## Work required:
Render the lines of the material from the one holding "111, 677, 116]" through the one holding "cell-name: Redirect URL", inclusive, as a Markdown table with the columns No. and Entry, skipping any blank lines.

## Stored entries:
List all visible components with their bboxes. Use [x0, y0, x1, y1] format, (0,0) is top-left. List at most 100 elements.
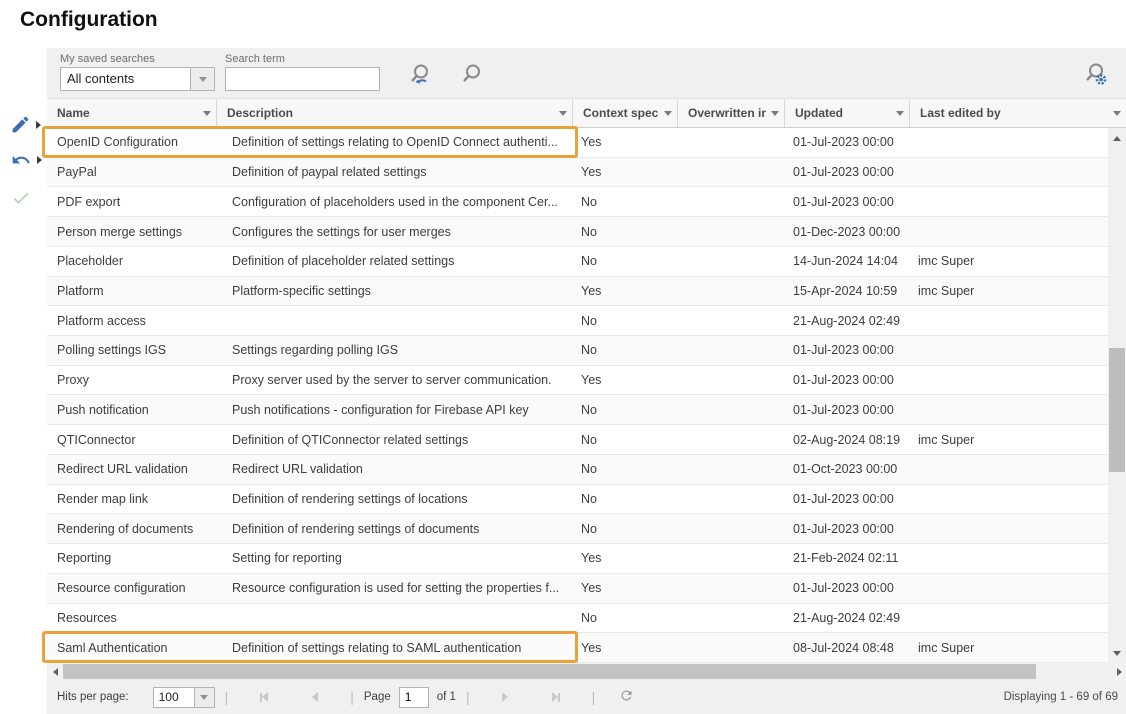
column-menu-icon[interactable]	[659, 111, 677, 116]
table-row[interactable]: Reporting Setting for reporting Yes 21-F…	[47, 544, 1108, 574]
table-row[interactable]: Render map link Definition of rendering …	[47, 485, 1108, 515]
first-page-button[interactable]	[260, 692, 268, 702]
table-row[interactable]: OpenID Configuration Definition of setti…	[47, 128, 1108, 158]
cell-name: Redirect URL validation	[47, 455, 217, 484]
column-header-last-edited-by[interactable]: Last edited by	[910, 99, 1126, 127]
cell-description: Push notifications - configuration for F…	[217, 395, 573, 424]
cell-overwritten-in	[678, 217, 785, 246]
cell-name: Push notification	[47, 395, 217, 424]
cell-last-edited-by	[910, 366, 1108, 395]
table-row[interactable]: Polling settings IGS Settings regarding …	[47, 336, 1108, 366]
search-term-input[interactable]	[225, 67, 380, 91]
edit-button[interactable]	[10, 114, 41, 135]
last-page-button[interactable]	[552, 692, 560, 702]
table-row[interactable]: Redirect URL validation Redirect URL val…	[47, 455, 1108, 485]
cell-overwritten-in	[678, 633, 785, 662]
next-page-button[interactable]	[502, 692, 508, 702]
search-term-label: Search term	[225, 53, 380, 65]
cell-context-specific: Yes	[573, 158, 678, 187]
table-row[interactable]: Platform access No 21-Aug-2024 02:49	[47, 306, 1108, 336]
edit-menu-caret-icon[interactable]	[36, 121, 41, 129]
cell-description: Definition of rendering settings of docu…	[217, 514, 573, 543]
separator: |	[225, 689, 229, 705]
chevron-down-icon	[200, 695, 208, 700]
undo-menu-caret-icon[interactable]	[37, 156, 42, 164]
cell-last-edited-by	[910, 128, 1108, 157]
displaying-count: Displaying 1 - 69 of 69	[1004, 691, 1118, 703]
approve-button[interactable]	[10, 188, 32, 208]
cell-last-edited-by: imc Super	[910, 633, 1108, 662]
cell-overwritten-in	[678, 247, 785, 276]
scroll-down-icon[interactable]	[1108, 645, 1126, 661]
scroll-up-icon[interactable]	[1108, 130, 1126, 146]
table-row[interactable]: PayPal Definition of paypal related sett…	[47, 158, 1108, 188]
saved-searches-dropdown-button[interactable]	[190, 68, 214, 90]
cell-last-edited-by	[910, 395, 1108, 424]
cell-overwritten-in	[678, 455, 785, 484]
scroll-left-icon[interactable]	[47, 663, 63, 680]
table-row[interactable]: Rendering of documents Definition of ren…	[47, 514, 1108, 544]
pager-bar: Hits per page: 100 | | Page of 1 | |	[47, 680, 1126, 714]
action-bar	[0, 48, 47, 714]
column-menu-icon[interactable]	[891, 111, 909, 116]
column-header-context-specific[interactable]: Context specific	[573, 99, 678, 127]
table-row[interactable]: Resources No 21-Aug-2024 02:49	[47, 604, 1108, 634]
column-header-name[interactable]: Name	[47, 99, 217, 127]
separator: |	[592, 689, 596, 705]
table-row[interactable]: Saml Authentication Definition of settin…	[47, 633, 1108, 663]
column-header-updated[interactable]: Updated	[785, 99, 910, 127]
saved-searches-dropdown[interactable]: All contents	[60, 67, 215, 91]
column-menu-icon[interactable]	[766, 111, 784, 116]
page-size-dropdown[interactable]: 100	[153, 687, 215, 708]
cell-overwritten-in	[678, 425, 785, 454]
saved-searches-value: All contents	[61, 68, 190, 90]
undo-button[interactable]	[10, 150, 42, 170]
column-menu-icon[interactable]	[1108, 111, 1126, 116]
cell-overwritten-in	[678, 366, 785, 395]
search-button[interactable]	[457, 61, 487, 96]
cell-updated: 01-Dec-2023 00:00	[785, 217, 910, 246]
page-size-dropdown-button[interactable]	[194, 688, 214, 707]
scroll-right-icon[interactable]	[1111, 663, 1126, 680]
cell-updated: 14-Jun-2024 14:04	[785, 247, 910, 276]
table-row[interactable]: Platform Platform-specific settings Yes …	[47, 277, 1108, 307]
cell-overwritten-in	[678, 514, 785, 543]
table-row[interactable]: PDF export Configuration of placeholders…	[47, 187, 1108, 217]
vertical-scrollbar-thumb[interactable]	[1109, 348, 1125, 472]
cell-name: QTIConnector	[47, 425, 217, 454]
table-row[interactable]: Proxy Proxy server used by the server to…	[47, 366, 1108, 396]
horizontal-scrollbar-thumb[interactable]	[63, 664, 1036, 679]
horizontal-scrollbar[interactable]	[47, 663, 1126, 680]
refresh-button[interactable]	[619, 688, 634, 706]
search-settings-button[interactable]	[1081, 61, 1111, 96]
cell-context-specific: No	[573, 217, 678, 246]
cell-description: Settings regarding polling IGS	[217, 336, 573, 365]
page-number-input[interactable]	[399, 687, 429, 708]
page-title: Configuration	[20, 8, 158, 32]
column-header-description[interactable]: Description	[217, 99, 573, 127]
cell-overwritten-in	[678, 604, 785, 633]
table-body: OpenID Configuration Definition of setti…	[47, 128, 1126, 663]
table-row[interactable]: Person merge settings Configures the set…	[47, 217, 1108, 247]
column-menu-icon[interactable]	[198, 111, 216, 116]
column-menu-icon[interactable]	[554, 111, 572, 116]
search-toolbar: My saved searches All contents Search te…	[47, 48, 1126, 98]
vertical-scrollbar[interactable]	[1108, 128, 1126, 663]
cell-context-specific: No	[573, 604, 678, 633]
table-row[interactable]: QTIConnector Definition of QTIConnector …	[47, 425, 1108, 455]
table-row[interactable]: Resource configuration Resource configur…	[47, 574, 1108, 604]
saved-searches-group: My saved searches All contents	[60, 53, 215, 91]
previous-page-icon	[312, 692, 318, 702]
table-row[interactable]: Placeholder Definition of placeholder re…	[47, 247, 1108, 277]
page-of-label: of 1	[437, 691, 456, 703]
column-header-overwritten-in[interactable]: Overwritten in	[678, 99, 785, 127]
cell-description: Setting for reporting	[217, 544, 573, 573]
cell-context-specific: No	[573, 187, 678, 216]
cell-overwritten-in	[678, 158, 785, 187]
cell-name: Render map link	[47, 485, 217, 514]
table-row[interactable]: Push notification Push notifications - c…	[47, 395, 1108, 425]
cell-overwritten-in	[678, 336, 785, 365]
saved-searches-label: My saved searches	[60, 53, 215, 65]
reset-search-button[interactable]	[405, 61, 435, 96]
previous-page-button[interactable]	[312, 692, 318, 702]
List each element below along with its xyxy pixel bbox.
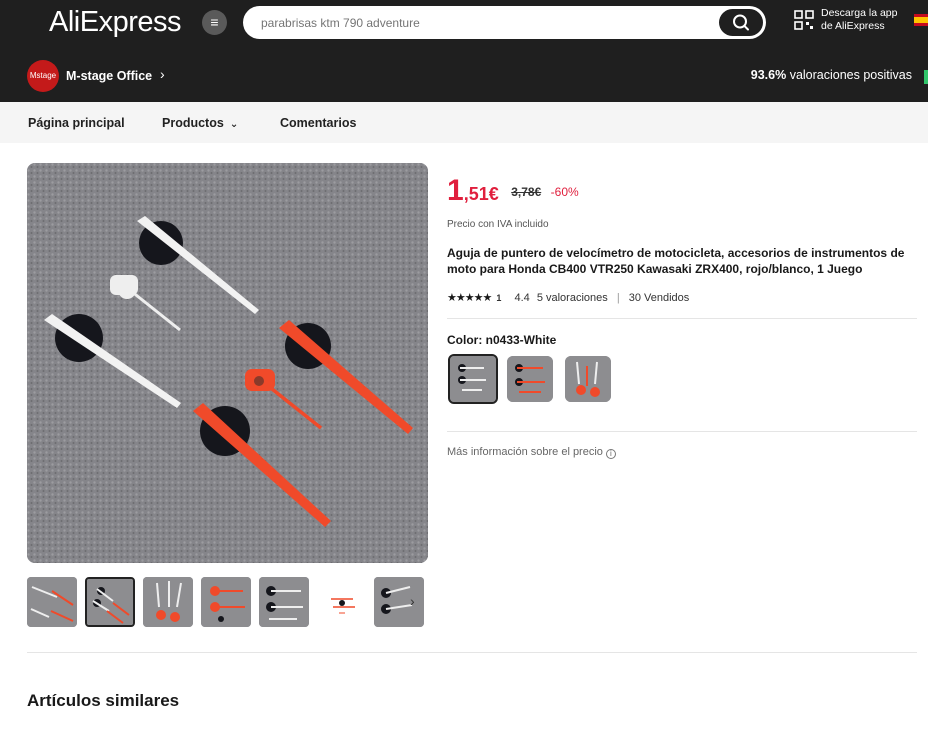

## Final answer:
| No. | Entry |
|---|---|
| 1 | column-menu-icon[interactable]	[659, 111, 677, 116] |
| 2 | table-row[interactable]: Reporting Setting for reporting Yes 21-F…	[47, 544, 1108, 574] |
| 3 | table-row[interactable]: Render map link Definition of rendering …	[47, 485, 1108, 515] |
| 4 | first-page-button[interactable]	[260, 692, 268, 702] |
| 5 | table-row[interactable]: OpenID Configuration Definition of setti…	[47, 128, 1108, 158] |
| 6 | cell-name: Redirect URL validation	[47, 455, 217, 484] |